• What you should do
Find how many lines of the listing include the string "also", and report only that figure.

--- begin ---

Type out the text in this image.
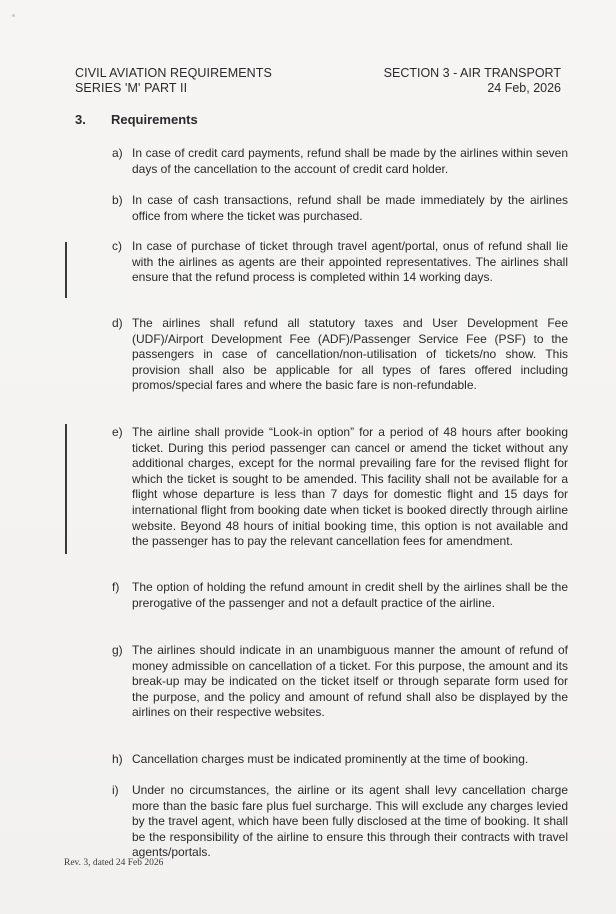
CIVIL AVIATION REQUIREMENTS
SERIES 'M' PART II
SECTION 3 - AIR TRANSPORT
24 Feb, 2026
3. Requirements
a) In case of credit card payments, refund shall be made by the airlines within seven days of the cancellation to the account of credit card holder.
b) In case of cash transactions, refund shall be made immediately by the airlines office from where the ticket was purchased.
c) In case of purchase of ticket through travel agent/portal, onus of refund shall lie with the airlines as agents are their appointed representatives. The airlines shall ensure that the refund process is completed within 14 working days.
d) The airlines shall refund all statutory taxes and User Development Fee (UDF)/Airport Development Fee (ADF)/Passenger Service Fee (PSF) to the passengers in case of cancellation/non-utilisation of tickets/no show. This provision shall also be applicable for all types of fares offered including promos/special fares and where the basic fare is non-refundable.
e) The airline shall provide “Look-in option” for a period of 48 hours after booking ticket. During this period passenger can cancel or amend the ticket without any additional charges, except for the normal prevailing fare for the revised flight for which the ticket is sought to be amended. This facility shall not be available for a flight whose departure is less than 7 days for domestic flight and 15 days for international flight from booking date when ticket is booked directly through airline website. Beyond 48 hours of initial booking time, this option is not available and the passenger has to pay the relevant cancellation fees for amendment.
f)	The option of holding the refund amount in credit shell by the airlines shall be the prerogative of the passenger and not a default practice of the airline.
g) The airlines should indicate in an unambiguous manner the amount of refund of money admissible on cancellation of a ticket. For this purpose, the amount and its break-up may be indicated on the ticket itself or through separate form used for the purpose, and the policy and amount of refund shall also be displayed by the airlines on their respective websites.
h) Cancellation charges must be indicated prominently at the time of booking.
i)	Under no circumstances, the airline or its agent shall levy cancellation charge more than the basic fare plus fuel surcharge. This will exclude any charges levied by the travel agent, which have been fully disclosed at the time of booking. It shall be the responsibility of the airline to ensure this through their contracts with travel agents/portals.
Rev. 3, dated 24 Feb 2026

--- end ---

• Finished task
2